>> Start Exercise materials

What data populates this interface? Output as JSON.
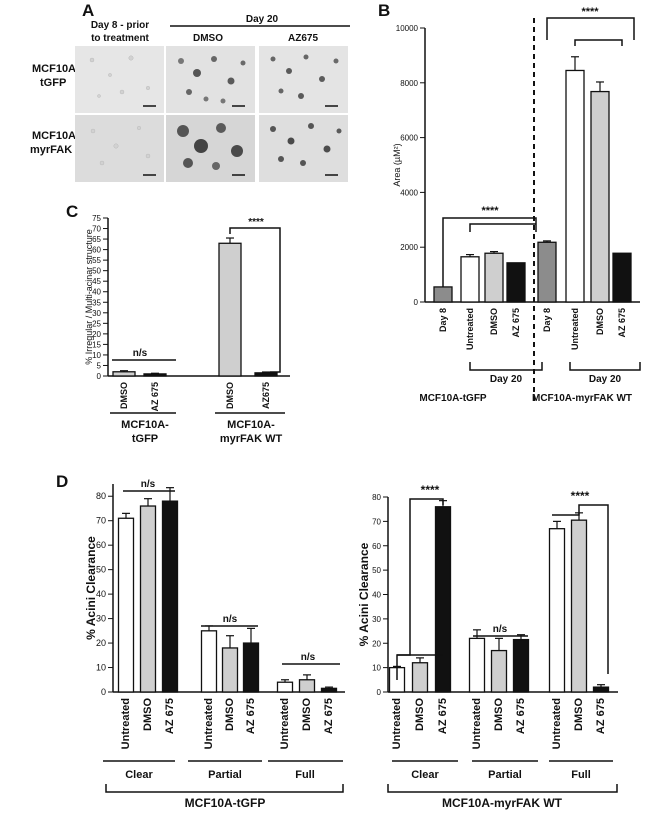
{
  "panels": {
    "A": {
      "letter": "A",
      "col0": "Day 8 - prior to treatment",
      "col0_line1": "Day 8 - prior",
      "col0_line2": "to treatment",
      "day20": "Day 20",
      "col1": "DMSO",
      "col2": "AZ675",
      "row0_line1": "MCF10A-",
      "row0_line2": "tGFP",
      "row1_line1": "MCF10A-",
      "row1_line2": "myrFAK WT"
    },
    "B": {
      "letter": "B"
    },
    "C": {
      "letter": "C"
    },
    "D": {
      "letter": "D"
    }
  },
  "chart_data": [
    {
      "id": "B",
      "type": "bar",
      "ylabel": "Area (µM²)",
      "ylim": [
        0,
        10000
      ],
      "yticks": [
        "0",
        "2000",
        "4000",
        "6000",
        "8000",
        "10000"
      ],
      "categories": [
        "Day 8",
        "Untreated",
        "DMSO",
        "AZ 675",
        "Day 8",
        "Untreated",
        "DMSO",
        "AZ 675"
      ],
      "values": [
        550,
        1650,
        1780,
        1430,
        2180,
        8450,
        7680,
        1780
      ],
      "errors": [
        0,
        80,
        60,
        0,
        50,
        500,
        350,
        0
      ],
      "colors": [
        "#8c8c8c",
        "#ffffff",
        "#cfcfcf",
        "#111111",
        "#8c8c8c",
        "#ffffff",
        "#cfcfcf",
        "#111111"
      ],
      "groups": [
        {
          "label": "Day 20",
          "name": "MCF10A-tGFP"
        },
        {
          "label": "Day 20",
          "name": "MCF10A-myrFAK WT"
        }
      ],
      "significance": [
        "****",
        "****"
      ]
    },
    {
      "id": "C",
      "type": "bar",
      "ylabel": "% Irregular / Multi-acinar structure",
      "ylim": [
        0,
        75
      ],
      "yticks": [
        "0",
        "5",
        "10",
        "15",
        "20",
        "25",
        "30",
        "35",
        "40",
        "45",
        "50",
        "55",
        "60",
        "65",
        "70",
        "75"
      ],
      "categories": [
        "DMSO",
        "AZ 675",
        "DMSO",
        "AZ675"
      ],
      "values": [
        2,
        1,
        63,
        1.5
      ],
      "errors": [
        0.5,
        0.3,
        2.5,
        0.4
      ],
      "colors": [
        "#cfcfcf",
        "#111111",
        "#cfcfcf",
        "#111111"
      ],
      "groups": [
        {
          "name": "MCF10A-tGFP",
          "line1": "MCF10A-",
          "line2": "tGFP"
        },
        {
          "name": "MCF10A-myrFAK WT",
          "line1": "MCF10A-",
          "line2": "myrFAK WT"
        }
      ],
      "significance": [
        "n/s",
        "****"
      ]
    },
    {
      "id": "D-left",
      "type": "bar",
      "ylabel": "% Acini Clearance",
      "ylim": [
        0,
        85
      ],
      "yticks": [
        "0",
        "10",
        "20",
        "30",
        "40",
        "50",
        "60",
        "70",
        "80"
      ],
      "categories": [
        "Untreated",
        "DMSO",
        "AZ 675",
        "Untreated",
        "DMSO",
        "AZ 675",
        "Untreated",
        "DMSO",
        "AZ 675"
      ],
      "values": [
        71,
        76,
        78,
        25,
        18,
        20,
        4,
        5,
        1.5
      ],
      "errors": [
        2,
        3,
        5.5,
        2,
        5,
        6,
        1,
        2,
        0.5
      ],
      "colors": [
        "#ffffff",
        "#cfcfcf",
        "#111111",
        "#ffffff",
        "#cfcfcf",
        "#111111",
        "#ffffff",
        "#cfcfcf",
        "#111111"
      ],
      "groups": [
        "Clear",
        "Partial",
        "Full"
      ],
      "significance": [
        "n/s",
        "n/s",
        "n/s"
      ],
      "footer": "MCF10A-tGFP"
    },
    {
      "id": "D-right",
      "type": "bar",
      "ylabel": "% Acini Clearance",
      "ylim": [
        0,
        80
      ],
      "yticks": [
        "0",
        "10",
        "20",
        "30",
        "40",
        "50",
        "60",
        "70",
        "80"
      ],
      "categories": [
        "Untreated",
        "DMSO",
        "AZ 675",
        "Untreated",
        "DMSO",
        "AZ 675",
        "Untreated",
        "DMSO",
        "AZ 675"
      ],
      "values": [
        10,
        12,
        76,
        22,
        17,
        21.5,
        67,
        70.5,
        2
      ],
      "errors": [
        0.5,
        2,
        2.5,
        3.5,
        5,
        2,
        3,
        3,
        1
      ],
      "colors": [
        "#ffffff",
        "#cfcfcf",
        "#111111",
        "#ffffff",
        "#cfcfcf",
        "#111111",
        "#ffffff",
        "#cfcfcf",
        "#111111"
      ],
      "groups": [
        "Clear",
        "Partial",
        "Full"
      ],
      "significance": [
        "****",
        "n/s",
        "****"
      ],
      "footer": "MCF10A-myrFAK WT"
    }
  ]
}
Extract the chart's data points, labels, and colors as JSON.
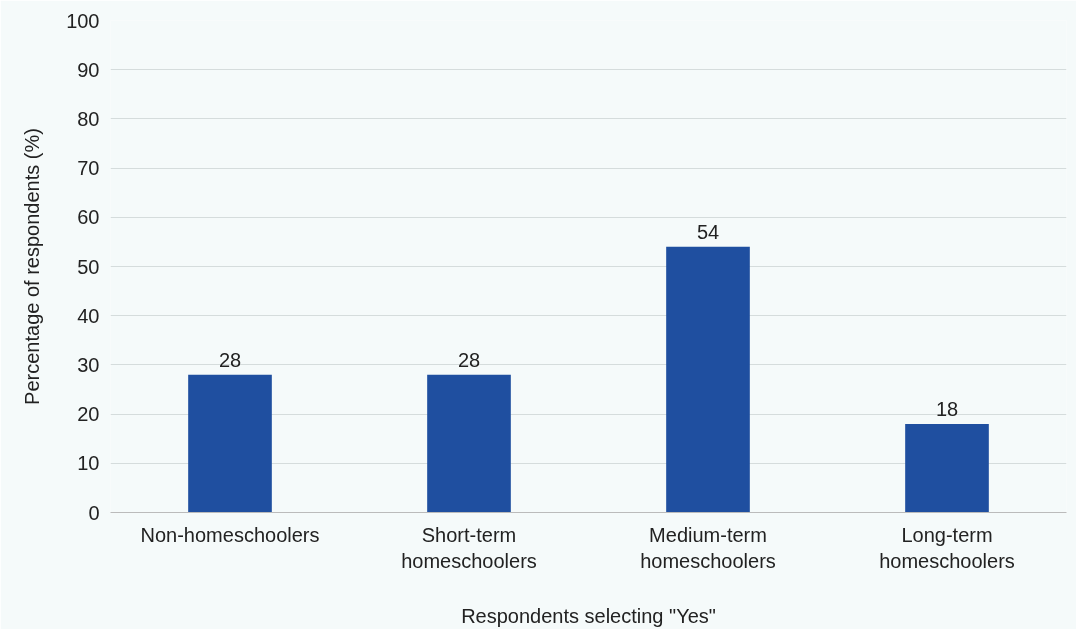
{
  "chart_data": {
    "type": "bar",
    "xlabel": "Respondents selecting \"Yes\"",
    "ylabel": "Percentage of respondents (%)",
    "categories": [
      "Non-homeschoolers",
      "Short-term homeschoolers",
      "Medium-term homeschoolers",
      "Long-term homeschoolers"
    ],
    "values": [
      28,
      28,
      54,
      18
    ],
    "color": "#1f4fa0",
    "ylim": [
      0,
      100
    ],
    "yticks": [
      0,
      10,
      20,
      30,
      40,
      50,
      60,
      70,
      80,
      90,
      100
    ],
    "grid": "y",
    "data_labels": true
  }
}
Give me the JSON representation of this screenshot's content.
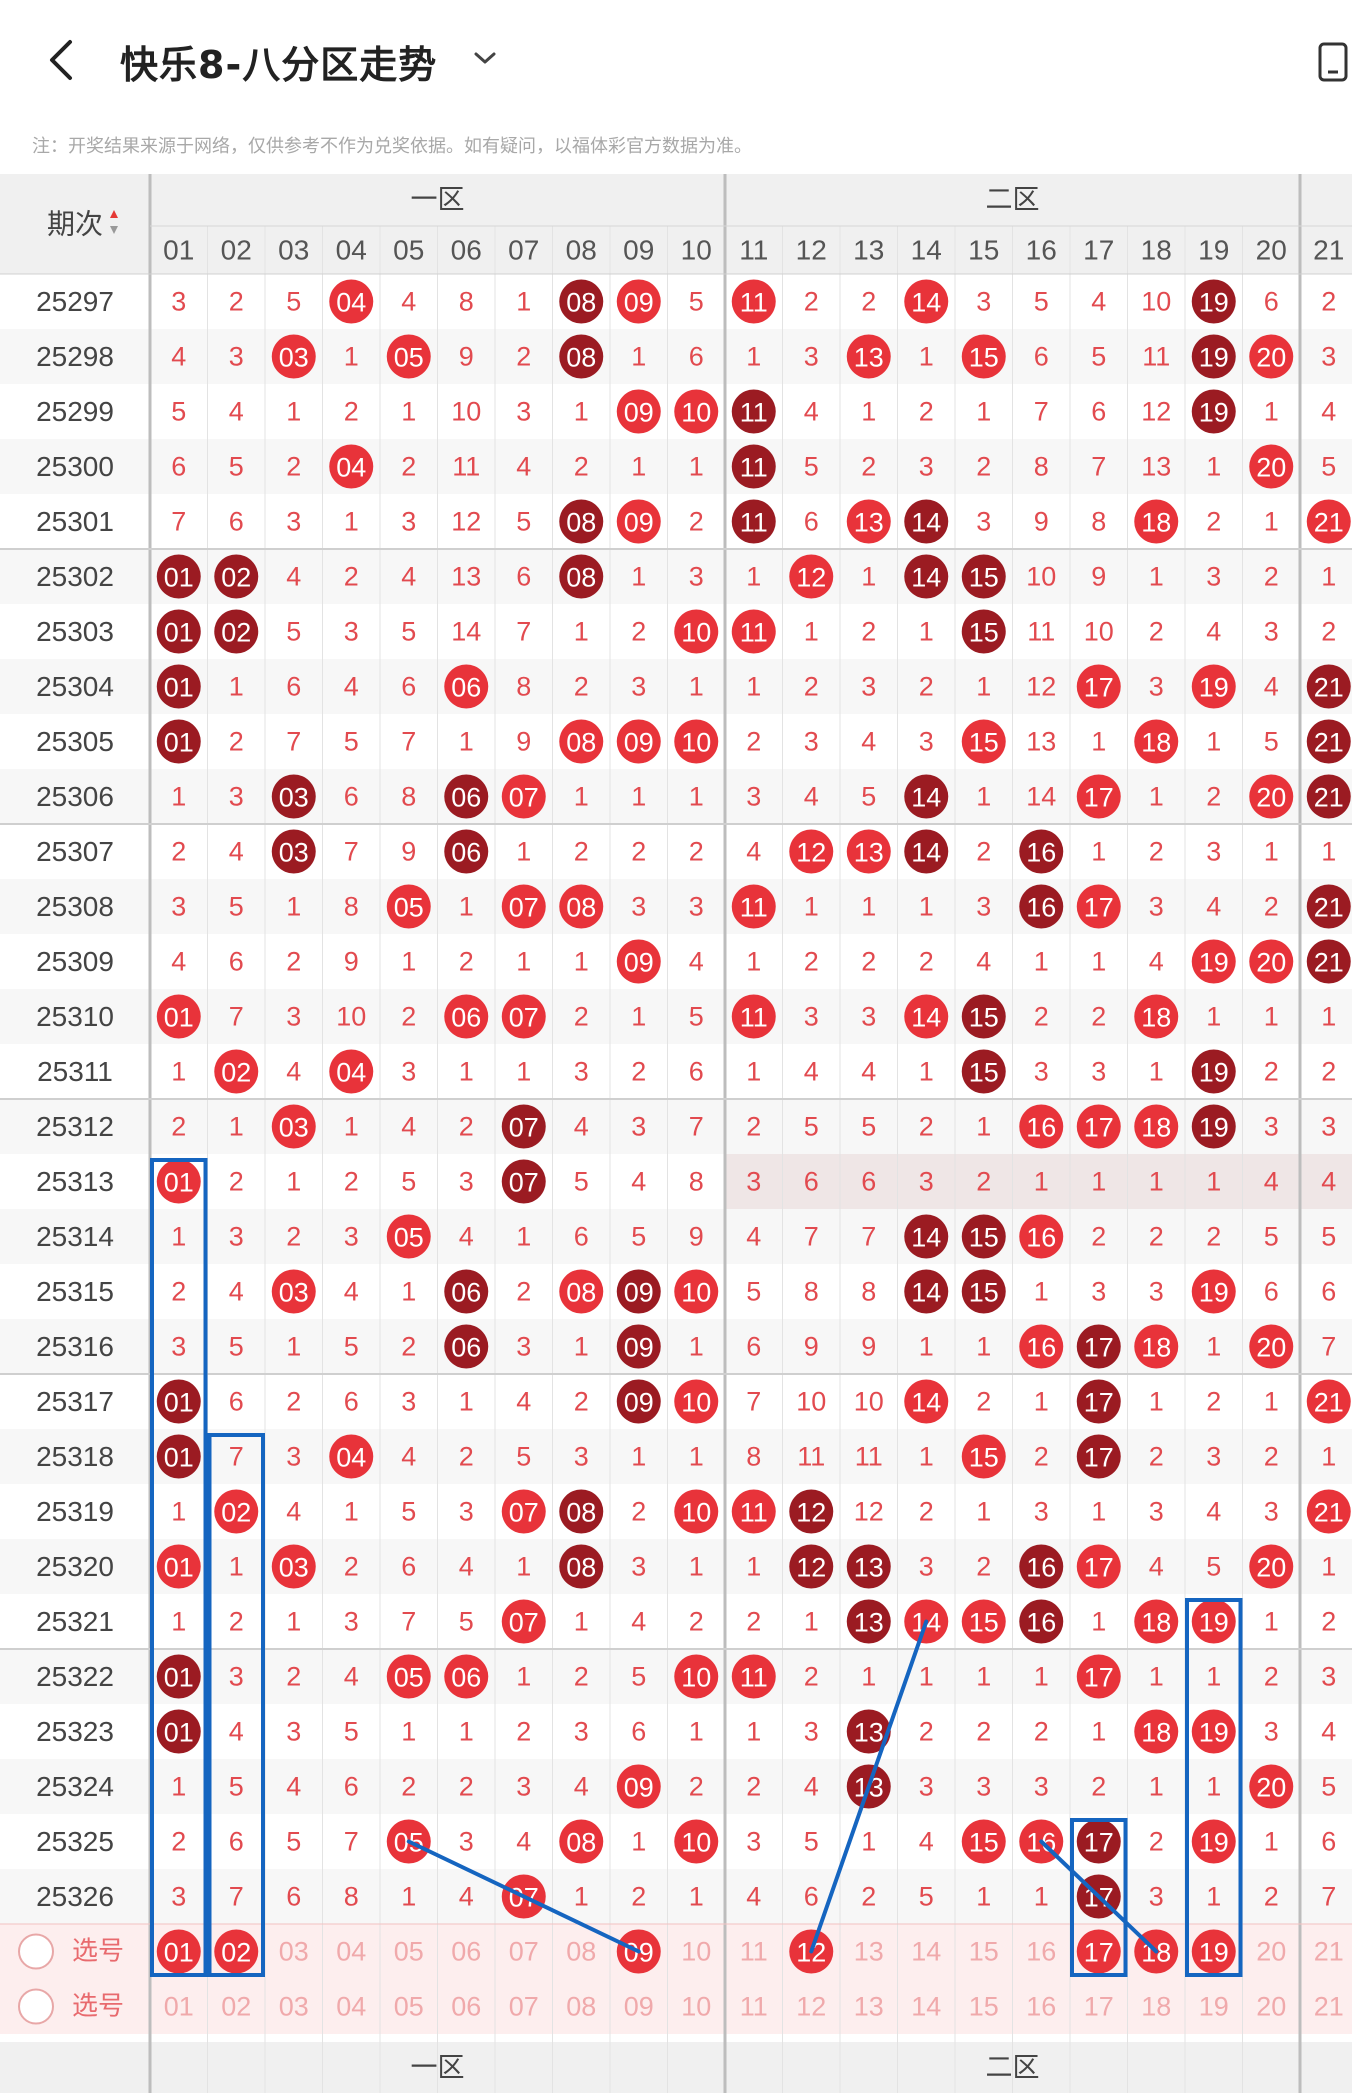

>> End Exercise materials

→ What is asked
Search the data for the string "footer". List each line that has it.

→ Output of the exercise
      "footer": "MCF10A-tGFP"
      "footer": "MCF10A-myrFAK WT"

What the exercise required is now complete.